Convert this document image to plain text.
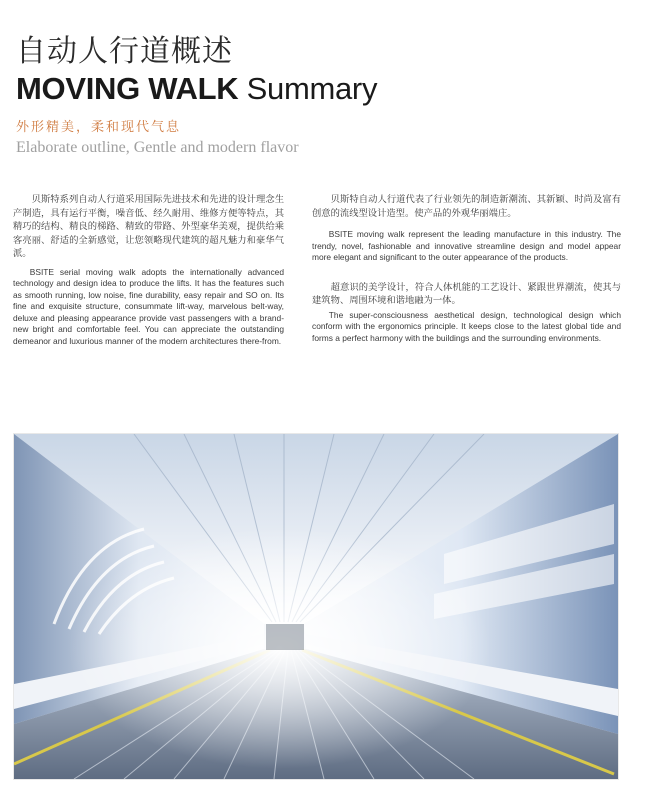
自动人行道概述
MOVING WALK Summary
外形精美，柔和现代气息
Elaborate outline, Gentle and modern flavor

贝斯特系列自动人行道采用国际先进技术和先进的设计理念生产制造，具有运行平衡，噪音低、经久耐用、维修方便等特点，其精巧的结构、精良的梯路、精致的带路、外型豪华美观，提供给乘客亮丽、舒适的全新感觉，让您领略现代建筑的超凡魅力和豪华气派。

BSITE serial moving walk adopts the internationally advanced technology and design idea to produce the lifts. It has the features such as smooth running, low noise, fine durability, easy repair and SO on. Its fine and exquisite structure, consummate lift-way, marvelous belt-way, deluxe and pleasing appearance provide vast passengers with a brand-new bright and comfortable feel. You can appreciate the outstanding demeanor and luxurious manner of the modern architectures there-from.

贝斯特自动人行道代表了行业领先的制造新潮流、其新颖、时尚及富有创意的流线型设计造型。使产品的外观华丽端庄。

BSITE moving walk represent the leading manufacture in this industry. The trendy, novel, fashionable and innovative streamline design and model appear more elegant and significant to the outer appearance of the products.

超意识的美学设计，符合人体机能的工艺设计、紧跟世界潮流，使其与建筑物、周围环境和谐地融为一体。

The super-consciousness aesthetical design, technological design which conform with the ergonomics principle. It keeps close to the latest global tide and forms a perfect harmony with the buildings and the surrounding environments.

════════════════

## Task goal
Transcribe the records above exactly as they appear, leaving out any pictures.

## Result of the exercise
Convert this document image to plain text.
自动人行道概述
MOVING WALK Summary
外形精美，柔和现代气息
Elaborate outline, Gentle and modern flavor

贝斯特系列自动人行道采用国际先进技术和先进的设计理念生产制造，具有运行平衡，噪音低、经久耐用、维修方便等特点，其精巧的结构、精良的梯路、精致的带路、外型豪华美观，提供给乘客亮丽、舒适的全新感觉，让您领略现代建筑的超凡魅力和豪华气派。

BSITE serial moving walk adopts the internationally advanced technology and design idea to produce the lifts. It has the features such as smooth running, low noise, fine durability, easy repair and SO on. Its fine and exquisite structure, consummate lift-way, marvelous belt-way, deluxe and pleasing appearance provide vast passengers with a brand-new bright and comfortable feel. You can appreciate the outstanding demeanor and luxurious manner of the modern architectures there-from.

贝斯特自动人行道代表了行业领先的制造新潮流、其新颖、时尚及富有创意的流线型设计造型。使产品的外观华丽端庄。

BSITE moving walk represent the leading manufacture in this industry. The trendy, novel, fashionable and innovative streamline design and model appear more elegant and significant to the outer appearance of the products.

超意识的美学设计，符合人体机能的工艺设计、紧跟世界潮流，使其与建筑物、周围环境和谐地融为一体。

The super-consciousness aesthetical design, technological design which conform with the ergonomics principle. It keeps close to the latest global tide and forms a perfect harmony with the buildings and the surrounding environments.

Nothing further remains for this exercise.